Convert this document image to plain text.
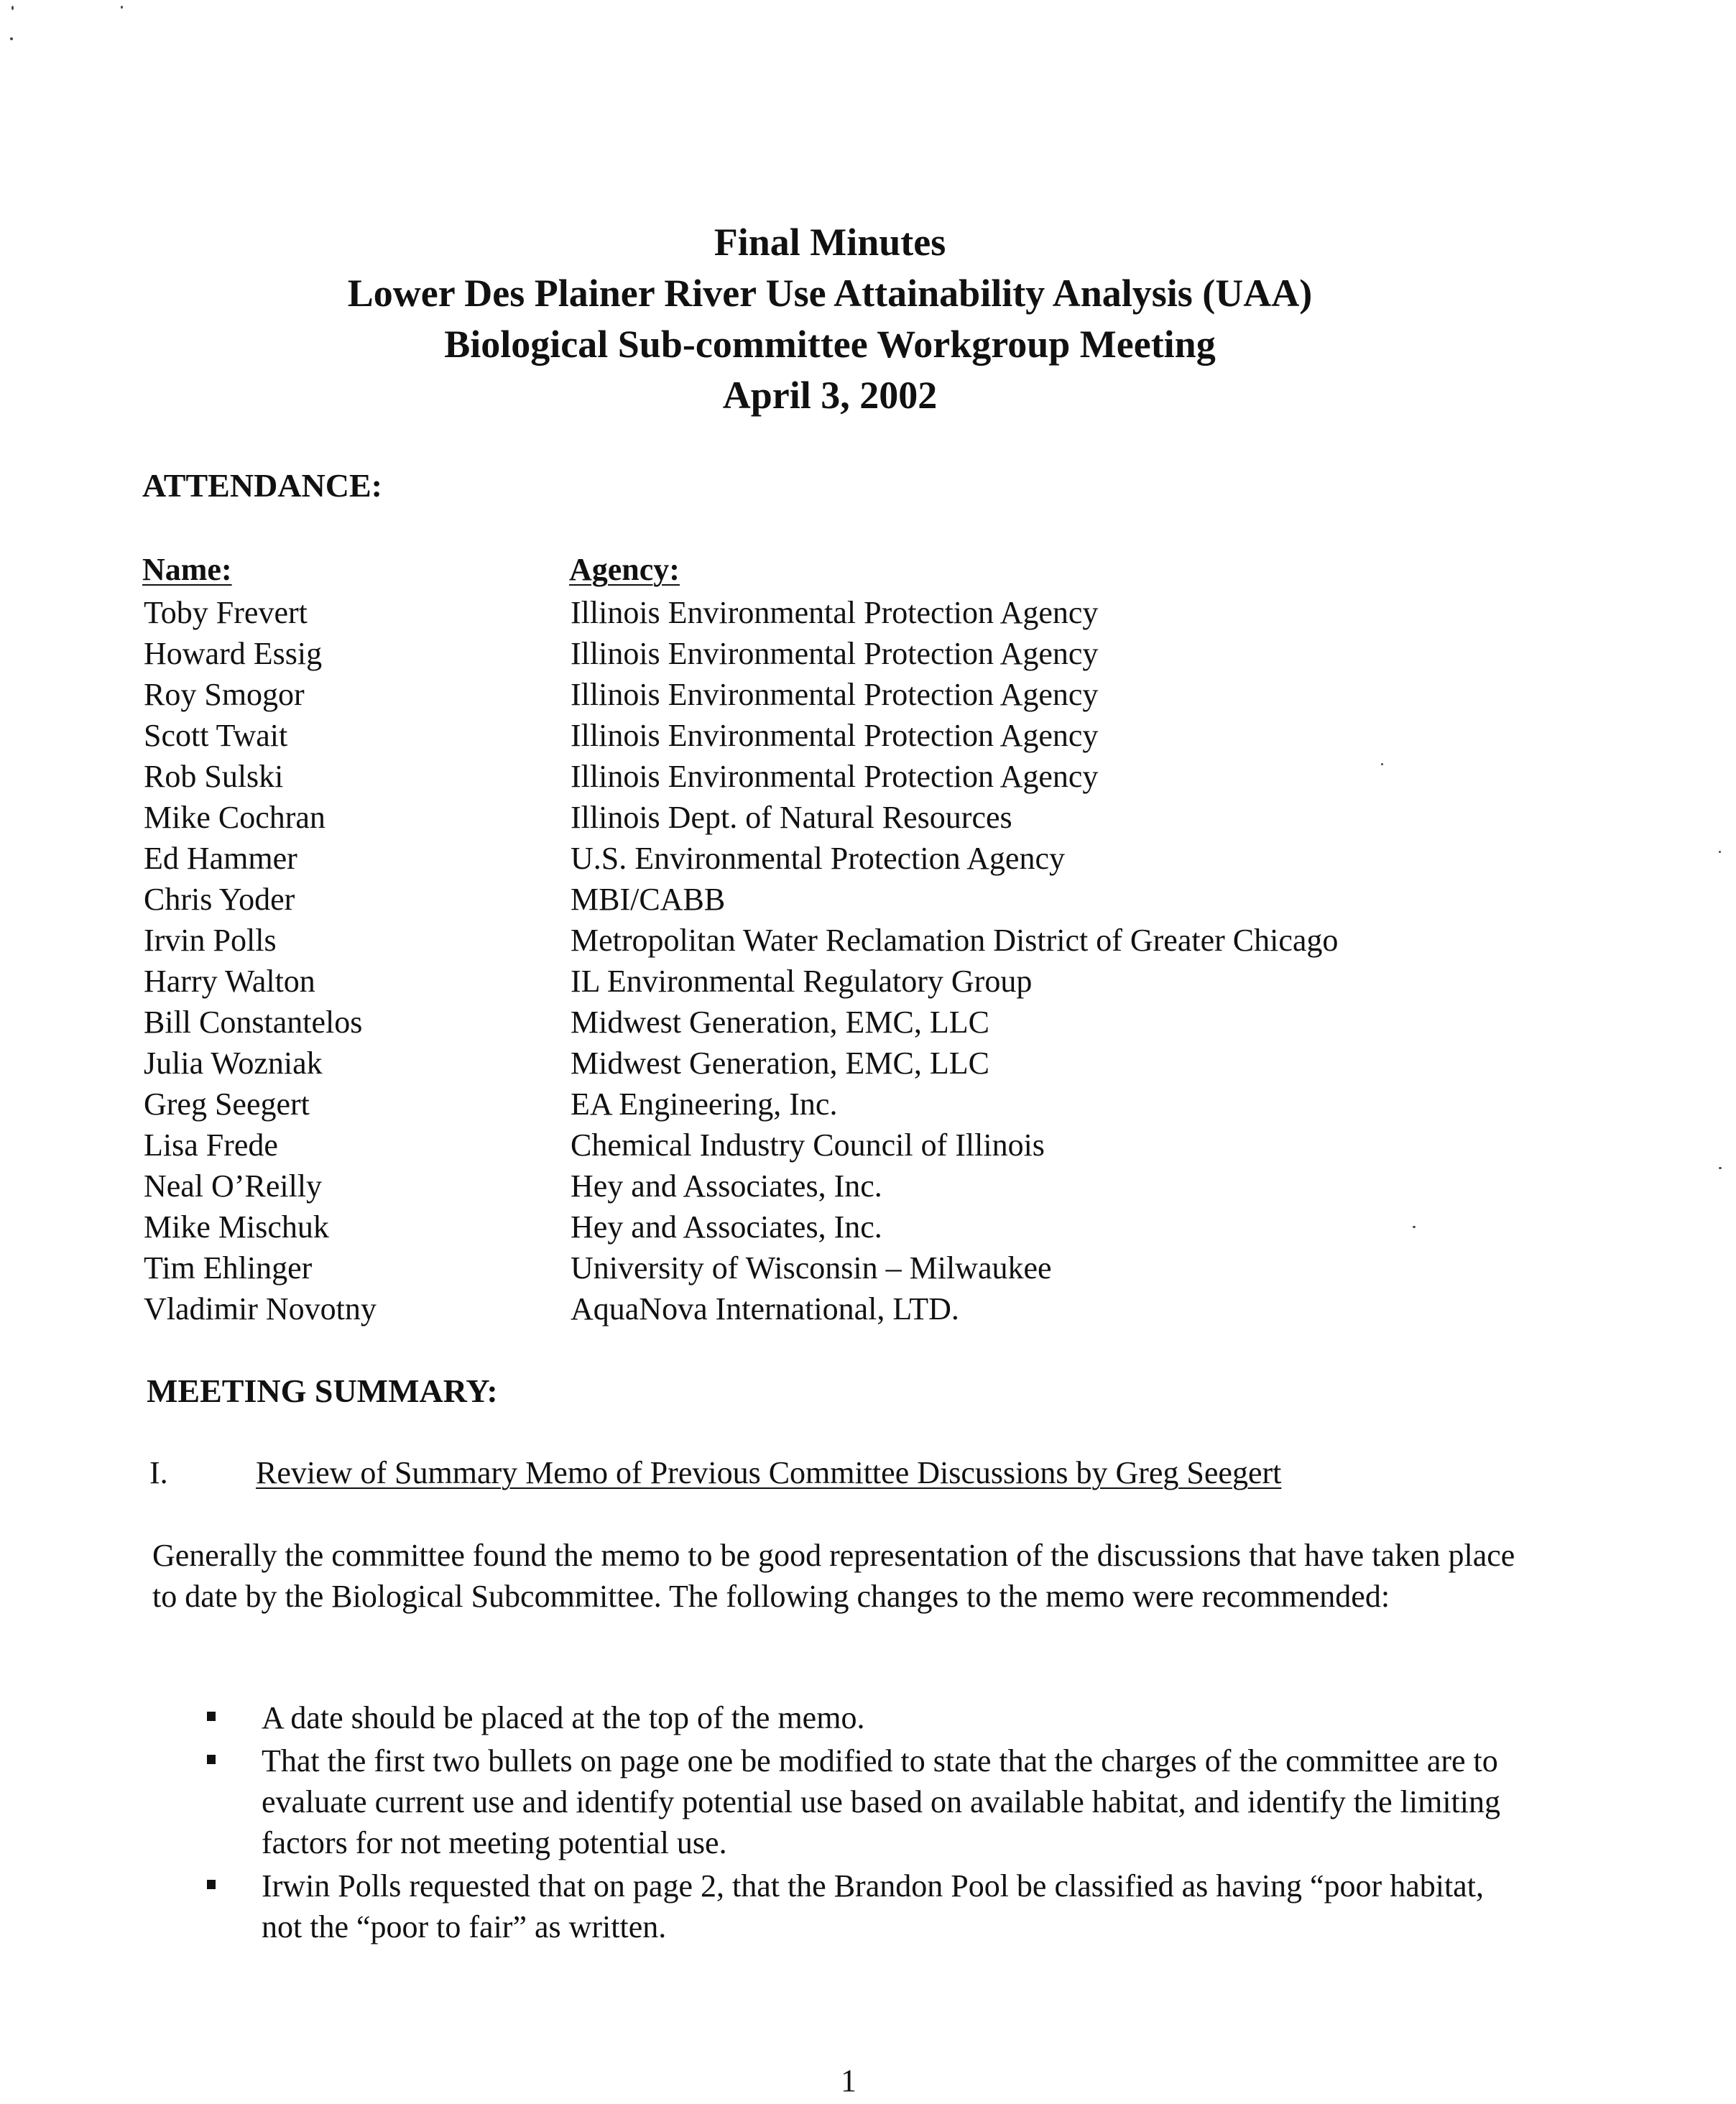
Final Minutes
Lower Des Plainer River Use Attainability Analysis (UAA)
Biological Sub-committee Workgroup Meeting
April 3, 2002
ATTENDANCE:
Name:	Agency:
Toby Frevert	Illinois Environmental Protection Agency
Howard Essig	Illinois Environmental Protection Agency
Roy Smogor	Illinois Environmental Protection Agency
Scott Twait	Illinois Environmental Protection Agency
Rob Sulski	Illinois Environmental Protection Agency
Mike Cochran	Illinois Dept. of Natural Resources
Ed Hammer	U.S. Environmental Protection Agency
Chris Yoder	MBI/CABB
Irvin Polls	Metropolitan Water Reclamation District of Greater Chicago
Harry Walton	IL Environmental Regulatory Group
Bill Constantelos	Midwest Generation, EMC, LLC
Julia Wozniak	Midwest Generation, EMC, LLC
Greg Seegert	EA Engineering, Inc.
Lisa Frede	Chemical Industry Council of Illinois
Neal O’Reilly	Hey and Associates, Inc.
Mike Mischuk	Hey and Associates, Inc.
Tim Ehlinger	University of Wisconsin – Milwaukee
Vladimir Novotny	AquaNova International, LTD.
MEETING SUMMARY:
I.	Review of Summary Memo of Previous Committee Discussions by Greg Seegert
Generally the committee found the memo to be good representation of the discussions that have taken place to date by the Biological Subcommittee. The following changes to the memo were recommended:
A date should be placed at the top of the memo.
That the first two bullets on page one be modified to state that the charges of the committee are to evaluate current use and identify potential use based on available habitat, and identify the limiting factors for not meeting potential use.
Irwin Polls requested that on page 2, that the Brandon Pool be classified as having “poor habitat, not the “poor to fair” as written.
1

Exercise =>
Count how many lines above include the word "Seegert" and answer with that figure only.

Answer to this task =>
2